- [EXERCISE]
Please output every line of the material as it stands, without the pictures.

- [DATA FOR THE TASK]
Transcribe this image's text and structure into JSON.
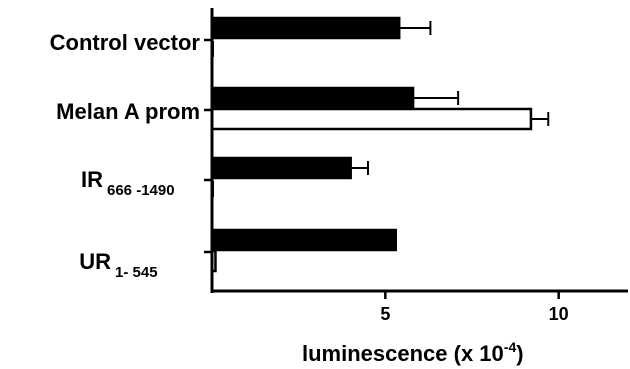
{
  "chart_data": {
    "type": "bar",
    "orientation": "horizontal",
    "categories": [
      {
        "main": "Control vector",
        "sub": ""
      },
      {
        "main": "Melan A prom",
        "sub": ""
      },
      {
        "main": "IR",
        "sub": "666 -1490"
      },
      {
        "main": "UR",
        "sub": "1- 545"
      }
    ],
    "series": [
      {
        "color": "#000000",
        "values": [
          5.4,
          5.8,
          4.0,
          5.3
        ],
        "errors": [
          0.9,
          1.3,
          0.5,
          0.0
        ]
      },
      {
        "color": "#ffffff",
        "values": [
          0.0,
          9.2,
          0.0,
          0.1
        ],
        "errors": [
          0.0,
          0.5,
          0.0,
          0.0
        ]
      }
    ],
    "xlabel": {
      "main": "luminescence (x 10",
      "sup": "-4",
      "end": ")"
    },
    "xticks": [
      5,
      10
    ],
    "xlim": [
      0,
      12
    ],
    "grid": false
  }
}
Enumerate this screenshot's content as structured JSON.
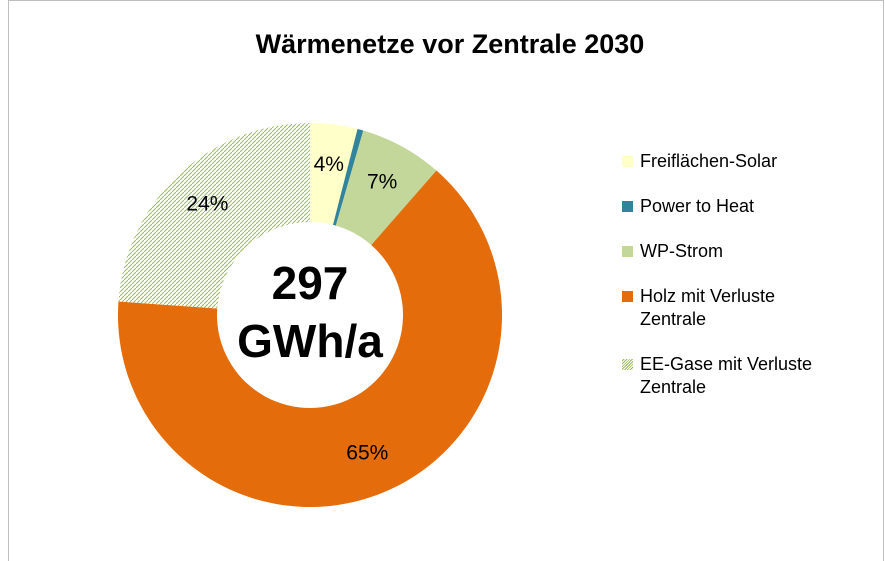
{
  "chart_data": {
    "type": "donut",
    "title": "Wärmenetze vor Zentrale 2030",
    "center_text": [
      "297",
      "GWh/a"
    ],
    "categories": [
      "Freiflächen-Solar",
      "Power to Heat",
      "WP-Strom",
      "Holz mit Verluste Zentrale",
      "EE-Gase mit Verluste Zentrale"
    ],
    "values": [
      4,
      0.5,
      7,
      65,
      24
    ],
    "value_labels": [
      "4%",
      null,
      "7%",
      "65%",
      "24%"
    ],
    "colors": [
      "#FFFFC9",
      "#31849B",
      "#C4D79B",
      "#E46C0A",
      "pattern:#9BBB59"
    ],
    "legend": "right"
  }
}
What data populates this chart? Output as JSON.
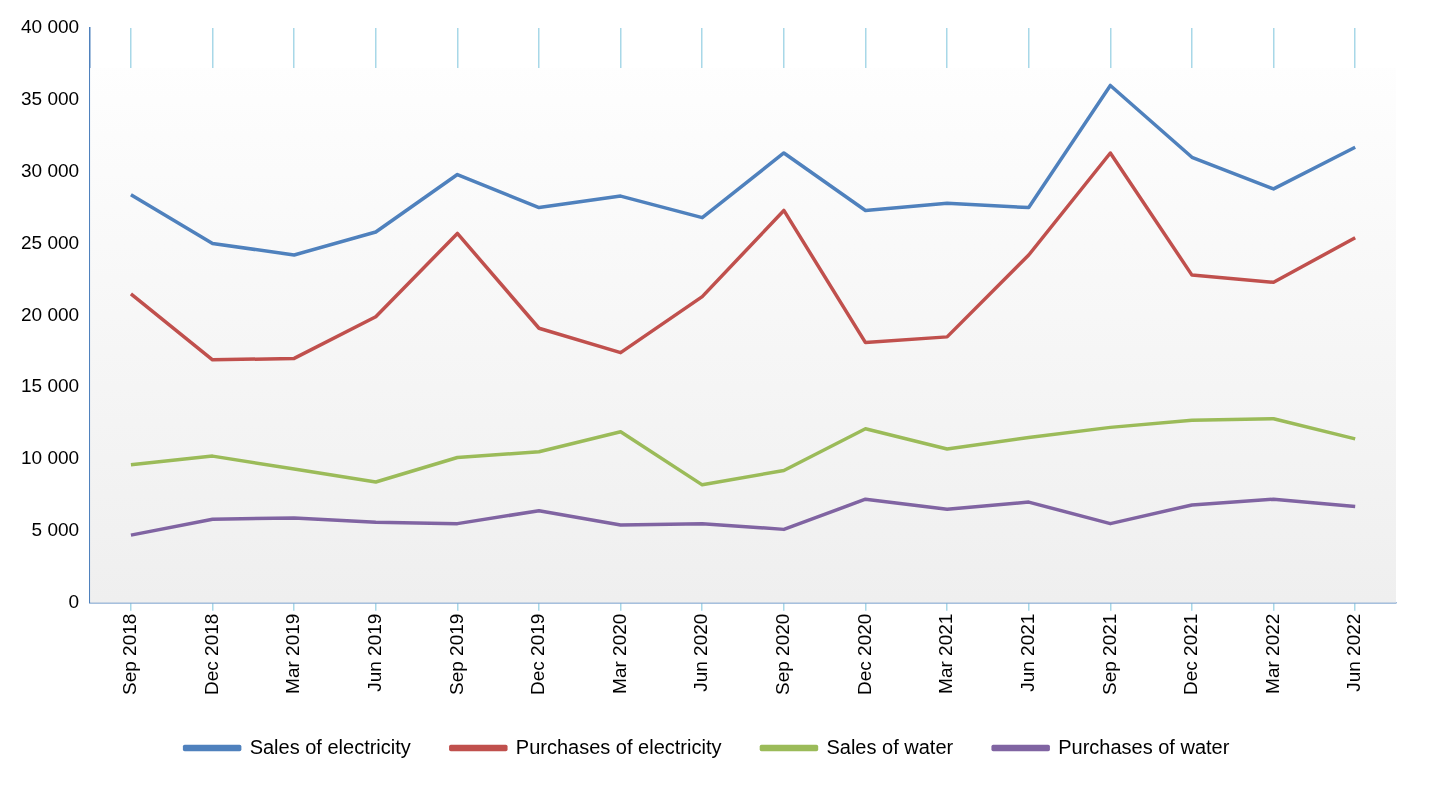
{
  "chart_data": {
    "type": "line",
    "categories": [
      "Sep 2018",
      "Dec 2018",
      "Mar 2019",
      "Jun 2019",
      "Sep 2019",
      "Dec 2019",
      "Mar 2020",
      "Jun 2020",
      "Sep 2020",
      "Dec 2020",
      "Mar 2021",
      "Jun 2021",
      "Sep 2021",
      "Dec 2021",
      "Mar 2022",
      "Jun 2022"
    ],
    "series": [
      {
        "name": "Sales of electricity",
        "color": "#4f81bd",
        "values": [
          28400,
          25000,
          24200,
          25800,
          29800,
          27500,
          28300,
          26800,
          31300,
          27300,
          27800,
          27500,
          36000,
          31000,
          28800,
          31700
        ]
      },
      {
        "name": "Purchases of electricity",
        "color": "#c0504d",
        "values": [
          21500,
          16900,
          17000,
          19900,
          25700,
          19100,
          17400,
          21300,
          27300,
          18100,
          18500,
          24200,
          31300,
          22800,
          22300,
          25400
        ]
      },
      {
        "name": "Sales of water",
        "color": "#9bbb59",
        "values": [
          9600,
          10200,
          9300,
          8400,
          10100,
          10500,
          11900,
          8200,
          9200,
          12100,
          10700,
          11500,
          12200,
          12700,
          12800,
          11400
        ]
      },
      {
        "name": "Purchases of water",
        "color": "#8064a2",
        "values": [
          4700,
          5800,
          5900,
          5600,
          5500,
          6400,
          5400,
          5500,
          5100,
          7200,
          6500,
          7000,
          5500,
          6800,
          7200,
          6700
        ]
      }
    ],
    "ylim": [
      0,
      40000
    ],
    "yticks": [
      {
        "value": 0,
        "label": "0"
      },
      {
        "value": 5000,
        "label": "5 000"
      },
      {
        "value": 10000,
        "label": "10 000"
      },
      {
        "value": 15000,
        "label": "15 000"
      },
      {
        "value": 20000,
        "label": "20 000"
      },
      {
        "value": 25000,
        "label": "25 000"
      },
      {
        "value": 30000,
        "label": "30 000"
      },
      {
        "value": 35000,
        "label": "35 000"
      },
      {
        "value": 40000,
        "label": "40 000"
      }
    ],
    "grid": "x",
    "legend": "bottom",
    "marker": "none",
    "line_style": "solid"
  }
}
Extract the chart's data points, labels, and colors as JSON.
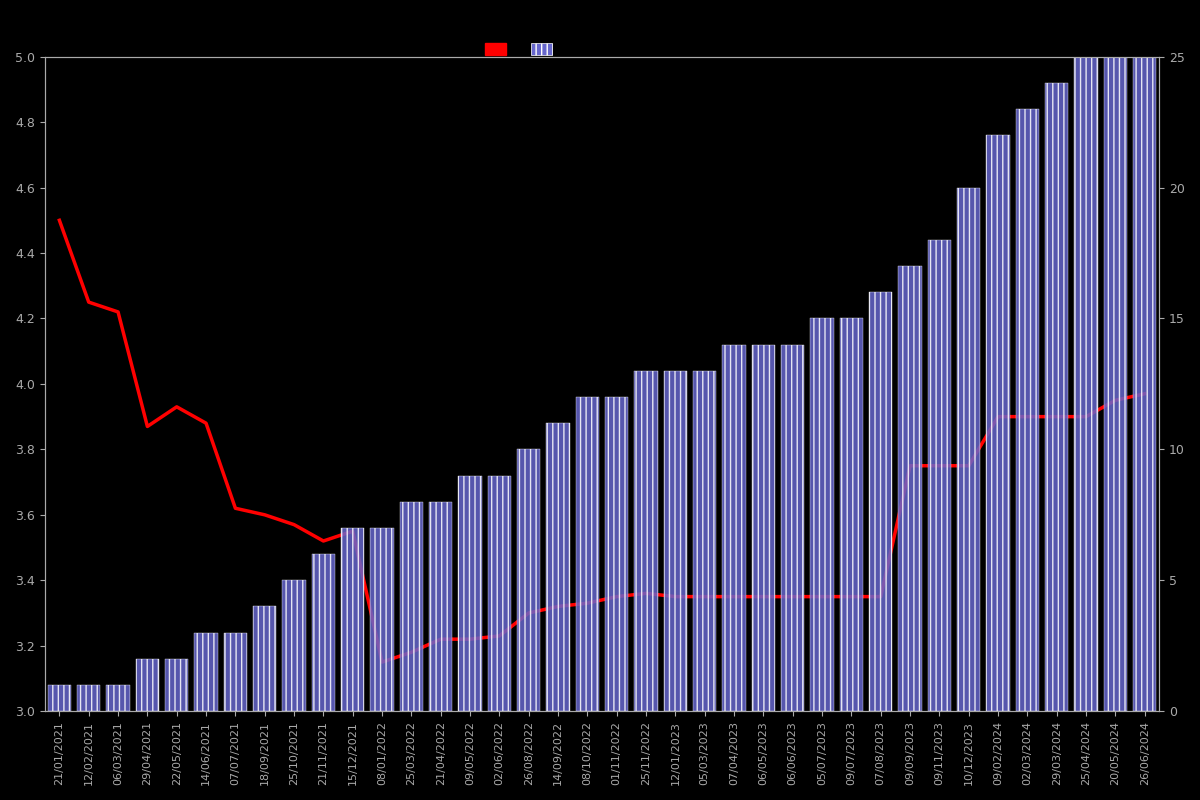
{
  "background_color": "#000000",
  "title": "",
  "left_yaxis": {
    "min": 3.0,
    "max": 5.0,
    "ticks": [
      3.0,
      3.2,
      3.4,
      3.6,
      3.8,
      4.0,
      4.2,
      4.4,
      4.6,
      4.8,
      5.0
    ]
  },
  "right_yaxis": {
    "min": 0,
    "max": 25,
    "ticks": [
      0,
      5,
      10,
      15,
      20,
      25
    ]
  },
  "bar_color": "#6666cc",
  "bar_edge_color": "#ffffff",
  "line_color": "#ff0000",
  "line_width": 2.5,
  "dates": [
    "21/01/2021",
    "12/02/2021",
    "06/03/2021",
    "29/04/2021",
    "22/05/2021",
    "14/06/2021",
    "07/07/2021",
    "18/09/2021",
    "25/10/2021",
    "21/11/2021",
    "15/12/2021",
    "08/01/2022",
    "25/03/2022",
    "21/04/2022",
    "09/05/2022",
    "02/06/2022",
    "26/08/2022",
    "14/09/2022",
    "08/10/2022",
    "01/11/2022",
    "25/11/2022",
    "12/01/2023",
    "05/03/2023",
    "07/04/2023",
    "06/05/2023",
    "06/06/2023",
    "05/07/2023",
    "09/07/2023",
    "07/08/2023",
    "09/09/2023",
    "09/11/2023",
    "10/12/2023",
    "09/02/2024",
    "02/03/2024",
    "29/03/2024",
    "25/04/2024",
    "20/05/2024",
    "26/06/2024"
  ],
  "bar_values": [
    1,
    1,
    1,
    2,
    2,
    3,
    3,
    4,
    5,
    6,
    7,
    7,
    8,
    8,
    9,
    9,
    10,
    11,
    12,
    12,
    13,
    13,
    13,
    14,
    14,
    14,
    15,
    15,
    16,
    17,
    18,
    20,
    22,
    23,
    24,
    25,
    25,
    25
  ],
  "line_values": [
    4.5,
    4.25,
    4.22,
    3.87,
    3.93,
    3.88,
    3.62,
    3.6,
    3.57,
    3.52,
    3.55,
    3.15,
    3.18,
    3.22,
    3.22,
    3.23,
    3.3,
    3.32,
    3.33,
    3.35,
    3.36,
    3.35,
    3.35,
    3.35,
    3.35,
    3.35,
    3.35,
    3.35,
    3.35,
    3.75,
    3.75,
    3.75,
    3.9,
    3.9,
    3.9,
    3.9,
    3.95,
    3.97
  ],
  "tick_fontsize": 9,
  "axis_color": "#aaaaaa",
  "legend_labels": [
    "",
    ""
  ],
  "figsize": [
    12,
    8
  ],
  "dpi": 100
}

- [TASK RESULT]
Transcribe this image's text and structure into JSON.
{
  "chart_data": {
    "type": "bar",
    "orientation": "horizontal",
    "categories": [
      {
        "main": "Control vector",
        "sub": ""
      },
      {
        "main": "Melan A prom",
        "sub": ""
      },
      {
        "main": "IR",
        "sub": "666 -1490"
      },
      {
        "main": "UR",
        "sub": "1- 545"
      }
    ],
    "series": [
      {
        "color": "#000000",
        "values": [
          5.4,
          5.8,
          4.0,
          5.3
        ],
        "errors": [
          0.9,
          1.3,
          0.5,
          0.0
        ]
      },
      {
        "color": "#ffffff",
        "values": [
          0.0,
          9.2,
          0.0,
          0.1
        ],
        "errors": [
          0.0,
          0.5,
          0.0,
          0.0
        ]
      }
    ],
    "xlabel": {
      "main": "luminescence (x 10",
      "sup": "-4",
      "end": ")"
    },
    "xticks": [
      5,
      10
    ],
    "xlim": [
      0,
      12
    ],
    "grid": false
  }
}
Enumerate this screenshot's content as structured JSON.
{
  "chart_data": {
    "type": "donut",
    "title": "Wärmenetze vor Zentrale 2030",
    "center_text": [
      "297",
      "GWh/a"
    ],
    "categories": [
      "Freiflächen-Solar",
      "Power to Heat",
      "WP-Strom",
      "Holz mit Verluste Zentrale",
      "EE-Gase mit Verluste Zentrale"
    ],
    "values": [
      4,
      0.5,
      7,
      65,
      24
    ],
    "value_labels": [
      "4%",
      null,
      "7%",
      "65%",
      "24%"
    ],
    "colors": [
      "#FFFFC9",
      "#31849B",
      "#C4D79B",
      "#E46C0A",
      "pattern:#9BBB59"
    ],
    "legend": "right"
  }
}
What data populates this chart? Output as JSON.
{
  "chart_data": {
    "type": "line",
    "categories": [
      "Sep 2018",
      "Dec 2018",
      "Mar 2019",
      "Jun 2019",
      "Sep 2019",
      "Dec 2019",
      "Mar 2020",
      "Jun 2020",
      "Sep 2020",
      "Dec 2020",
      "Mar 2021",
      "Jun 2021",
      "Sep 2021",
      "Dec 2021",
      "Mar 2022",
      "Jun 2022"
    ],
    "series": [
      {
        "name": "Sales of electricity",
        "color": "#4f81bd",
        "values": [
          28400,
          25000,
          24200,
          25800,
          29800,
          27500,
          28300,
          26800,
          31300,
          27300,
          27800,
          27500,
          36000,
          31000,
          28800,
          31700
        ]
      },
      {
        "name": "Purchases of electricity",
        "color": "#c0504d",
        "values": [
          21500,
          16900,
          17000,
          19900,
          25700,
          19100,
          17400,
          21300,
          27300,
          18100,
          18500,
          24200,
          31300,
          22800,
          22300,
          25400
        ]
      },
      {
        "name": "Sales of water",
        "color": "#9bbb59",
        "values": [
          9600,
          10200,
          9300,
          8400,
          10100,
          10500,
          11900,
          8200,
          9200,
          12100,
          10700,
          11500,
          12200,
          12700,
          12800,
          11400
        ]
      },
      {
        "name": "Purchases of water",
        "color": "#8064a2",
        "values": [
          4700,
          5800,
          5900,
          5600,
          5500,
          6400,
          5400,
          5500,
          5100,
          7200,
          6500,
          7000,
          5500,
          6800,
          7200,
          6700
        ]
      }
    ],
    "ylim": [
      0,
      40000
    ],
    "yticks": [
      {
        "value": 0,
        "label": "0"
      },
      {
        "value": 5000,
        "label": "5 000"
      },
      {
        "value": 10000,
        "label": "10 000"
      },
      {
        "value": 15000,
        "label": "15 000"
      },
      {
        "value": 20000,
        "label": "20 000"
      },
      {
        "value": 25000,
        "label": "25 000"
      },
      {
        "value": 30000,
        "label": "30 000"
      },
      {
        "value": 35000,
        "label": "35 000"
      },
      {
        "value": 40000,
        "label": "40 000"
      }
    ],
    "grid": "x",
    "legend": "bottom",
    "marker": "none",
    "line_style": "solid"
  }
}
Extract the chart's data points, labels, and colors as JSON.
{
  "background_color": "#000000",
  "title": "",
  "left_yaxis": {
    "min": 3.0,
    "max": 5.0,
    "ticks": [
      3.0,
      3.2,
      3.4,
      3.6,
      3.8,
      4.0,
      4.2,
      4.4,
      4.6,
      4.8,
      5.0
    ]
  },
  "right_yaxis": {
    "min": 0,
    "max": 25,
    "ticks": [
      0,
      5,
      10,
      15,
      20,
      25
    ]
  },
  "bar_color": "#6666cc",
  "bar_edge_color": "#ffffff",
  "line_color": "#ff0000",
  "line_width": 2.5,
  "dates": [
    "21/01/2021",
    "12/02/2021",
    "06/03/2021",
    "29/04/2021",
    "22/05/2021",
    "14/06/2021",
    "07/07/2021",
    "18/09/2021",
    "25/10/2021",
    "21/11/2021",
    "15/12/2021",
    "08/01/2022",
    "25/03/2022",
    "21/04/2022",
    "09/05/2022",
    "02/06/2022",
    "26/08/2022",
    "14/09/2022",
    "08/10/2022",
    "01/11/2022",
    "25/11/2022",
    "12/01/2023",
    "05/03/2023",
    "07/04/2023",
    "06/05/2023",
    "06/06/2023",
    "05/07/2023",
    "09/07/2023",
    "07/08/2023",
    "09/09/2023",
    "09/11/2023",
    "10/12/2023",
    "09/02/2024",
    "02/03/2024",
    "29/03/2024",
    "25/04/2024",
    "20/05/2024",
    "26/06/2024"
  ],
  "bar_values": [
    1,
    1,
    1,
    2,
    2,
    3,
    3,
    4,
    5,
    6,
    7,
    7,
    8,
    8,
    9,
    9,
    10,
    11,
    12,
    12,
    13,
    13,
    13,
    14,
    14,
    14,
    15,
    15,
    16,
    17,
    18,
    20,
    22,
    23,
    24,
    25,
    25,
    25
  ],
  "line_values": [
    4.5,
    4.25,
    4.22,
    3.87,
    3.93,
    3.88,
    3.62,
    3.6,
    3.57,
    3.52,
    3.55,
    3.15,
    3.18,
    3.22,
    3.22,
    3.23,
    3.3,
    3.32,
    3.33,
    3.35,
    3.36,
    3.35,
    3.35,
    3.35,
    3.35,
    3.35,
    3.35,
    3.35,
    3.35,
    3.75,
    3.75,
    3.75,
    3.9,
    3.9,
    3.9,
    3.9,
    3.95,
    3.97
  ],
  "tick_fontsize": 9,
  "axis_color": "#aaaaaa",
  "legend_labels": [
    "",
    ""
  ],
  "figsize": [
    12,
    8
  ],
  "dpi": 100
}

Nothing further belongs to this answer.